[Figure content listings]

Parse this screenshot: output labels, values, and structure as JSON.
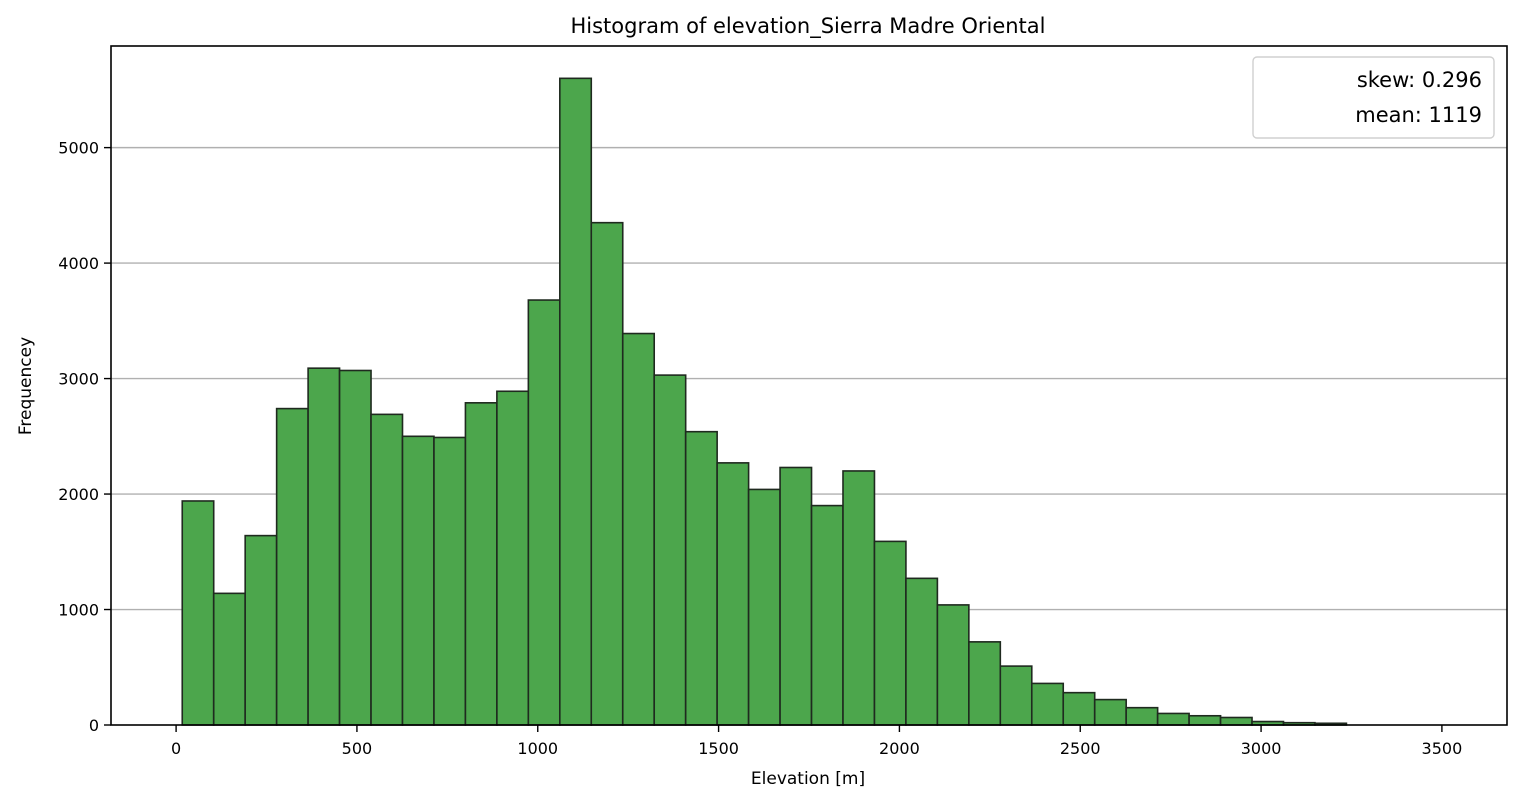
{
  "chart_data": {
    "type": "bar",
    "title": "Histogram of elevation_Sierra Madre Oriental",
    "xlabel": "Elevation [m]",
    "ylabel": "Frequencey",
    "xlim": [
      -180,
      3680
    ],
    "ylim": [
      0,
      5880
    ],
    "xticks": [
      0,
      500,
      1000,
      1500,
      2000,
      2500,
      3000,
      3500
    ],
    "yticks": [
      0,
      1000,
      2000,
      3000,
      4000,
      5000
    ],
    "grid": "horizontal",
    "legend_placement": "top-right",
    "legend": [
      "skew: 0.296",
      "mean: 1119"
    ],
    "bar_color": "#4ca64c",
    "edge_color": "#1f2a1f",
    "bin_start": 17,
    "bin_width": 87,
    "values": [
      1940,
      1140,
      1640,
      2740,
      3090,
      3070,
      2690,
      2500,
      2490,
      2790,
      2890,
      3680,
      5600,
      4350,
      3390,
      3030,
      2540,
      2270,
      2040,
      2230,
      1900,
      2200,
      1590,
      1270,
      1040,
      720,
      510,
      360,
      280,
      220,
      150,
      100,
      80,
      65,
      30,
      20,
      15
    ]
  }
}
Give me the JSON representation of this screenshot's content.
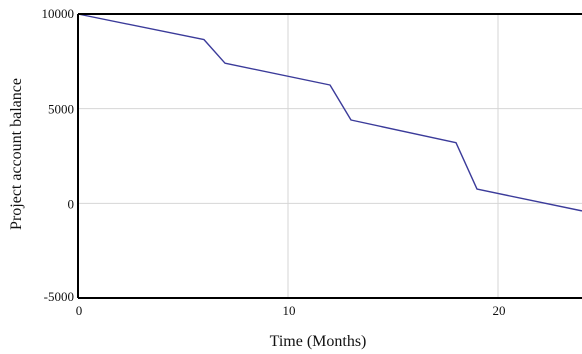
{
  "chart_data": {
    "type": "line",
    "title": "",
    "xlabel": "Time (Months)",
    "ylabel": "Project account balance",
    "xlim": [
      0,
      24
    ],
    "ylim": [
      -5000,
      10000
    ],
    "x_ticks": [
      0,
      10,
      20
    ],
    "y_ticks": [
      10000,
      5000,
      0,
      -5000
    ],
    "x_tick_labels": [
      "0",
      "10",
      "20"
    ],
    "y_tick_labels": [
      "10000",
      "5000",
      "0",
      "-5000"
    ],
    "grid": true,
    "legend": "none",
    "colors": {
      "line": "#3b3b9a",
      "grid": "#d6d6d6",
      "frame": "#000000"
    },
    "series": [
      {
        "x": [
          0,
          6,
          7,
          12,
          13,
          18,
          19,
          24
        ],
        "y": [
          10000,
          8650,
          7400,
          6250,
          4400,
          3200,
          750,
          -400
        ]
      }
    ]
  }
}
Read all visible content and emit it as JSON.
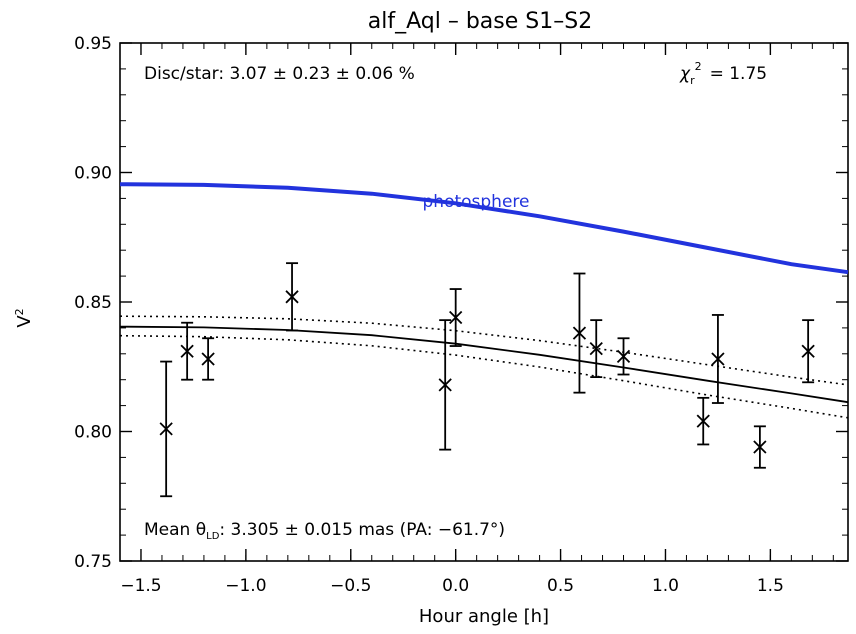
{
  "chart_data": {
    "type": "scatter",
    "title": "alf_Aql  –  base S1–S2",
    "xlabel": "Hour angle [h]",
    "ylabel": "V²",
    "xlim": [
      -1.6,
      1.87
    ],
    "ylim": [
      0.75,
      0.95
    ],
    "xticks": [
      "−1.5",
      "−1.0",
      "−0.5",
      "0.0",
      "0.5",
      "1.0",
      "1.5"
    ],
    "xtick_values": [
      -1.5,
      -1.0,
      -0.5,
      0.0,
      0.5,
      1.0,
      1.5
    ],
    "yticks": [
      "0.75",
      "0.80",
      "0.85",
      "0.90",
      "0.95"
    ],
    "ytick_values": [
      0.75,
      0.8,
      0.85,
      0.9,
      0.95
    ],
    "grid": false,
    "annotations": {
      "disc_star": "Disc/star:  3.07 ± 0.23 ± 0.06 %",
      "chi2": "χ",
      "chi2_value": "=  1.75",
      "chi2_sub": "r",
      "chi2_sup": "2",
      "mean_theta_prefix": "Mean θ",
      "mean_theta_sub": "LD",
      "mean_theta_value": ": 3.305 ± 0.015 mas (PA: −61.7°)",
      "photosphere_label": "photosphere"
    },
    "series": [
      {
        "kind": "points_with_error",
        "x": [
          -1.38,
          -1.28,
          -1.18,
          -0.78,
          -0.05,
          0.0,
          0.59,
          0.67,
          0.8,
          1.18,
          1.25,
          1.45,
          1.68
        ],
        "y": [
          0.801,
          0.831,
          0.828,
          0.852,
          0.818,
          0.844,
          0.838,
          0.832,
          0.829,
          0.804,
          0.828,
          0.794,
          0.831
        ],
        "yerr": [
          0.026,
          0.011,
          0.008,
          0.013,
          0.025,
          0.011,
          0.023,
          0.011,
          0.007,
          0.009,
          0.017,
          0.008,
          0.012
        ]
      },
      {
        "kind": "model",
        "name": "photosphere",
        "color": "#2233dd",
        "x": [
          -1.6,
          -1.2,
          -0.8,
          -0.4,
          0.0,
          0.4,
          0.8,
          1.2,
          1.6,
          1.87
        ],
        "y": [
          0.8955,
          0.8952,
          0.8941,
          0.8918,
          0.8881,
          0.8831,
          0.8772,
          0.8709,
          0.8646,
          0.8615
        ]
      },
      {
        "kind": "model",
        "color": "#000000",
        "x": [
          -1.6,
          -1.2,
          -0.8,
          -0.4,
          0.0,
          0.4,
          0.8,
          1.2,
          1.6,
          1.87
        ],
        "y": [
          0.8405,
          0.8402,
          0.8392,
          0.8372,
          0.8339,
          0.8296,
          0.8247,
          0.8196,
          0.8147,
          0.8113
        ]
      },
      {
        "kind": "model_upper",
        "color": "#000000",
        "x": [
          -1.6,
          -1.2,
          -0.8,
          -0.4,
          0.0,
          0.4,
          0.8,
          1.2,
          1.6,
          1.87
        ],
        "y": [
          0.8445,
          0.8443,
          0.8435,
          0.8418,
          0.8389,
          0.8351,
          0.8306,
          0.8258,
          0.821,
          0.818
        ]
      },
      {
        "kind": "model_lower",
        "color": "#000000",
        "x": [
          -1.6,
          -1.2,
          -0.8,
          -0.4,
          0.0,
          0.4,
          0.8,
          1.2,
          1.6,
          1.87
        ],
        "y": [
          0.837,
          0.8366,
          0.8354,
          0.8331,
          0.8295,
          0.8249,
          0.8196,
          0.8141,
          0.8089,
          0.8053
        ]
      }
    ]
  }
}
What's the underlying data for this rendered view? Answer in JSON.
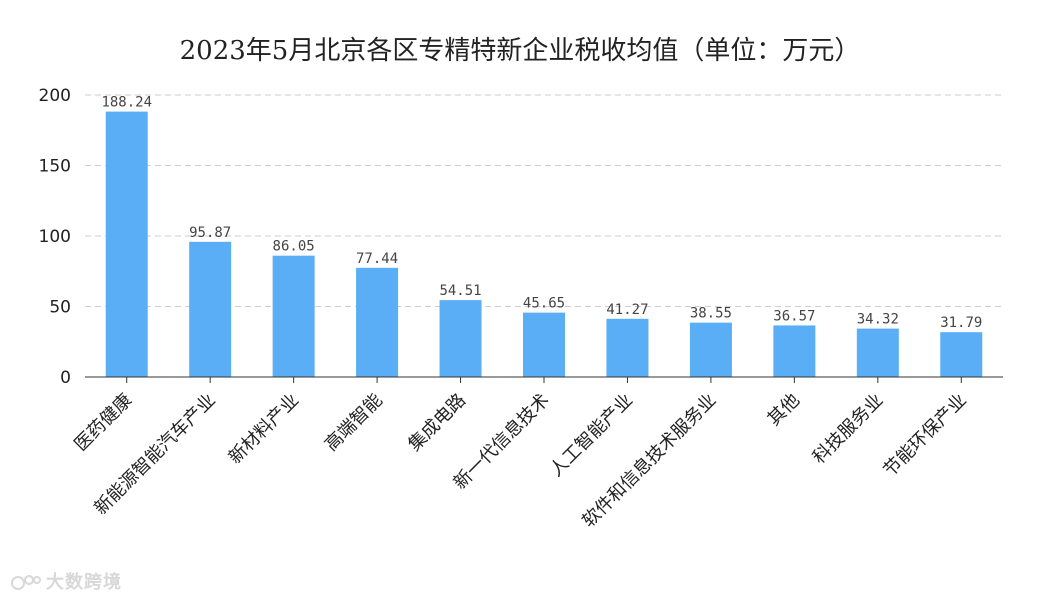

Your goal:
Work through the records line by line and tally those with the word "kind". Report only the total.

Correct output:
5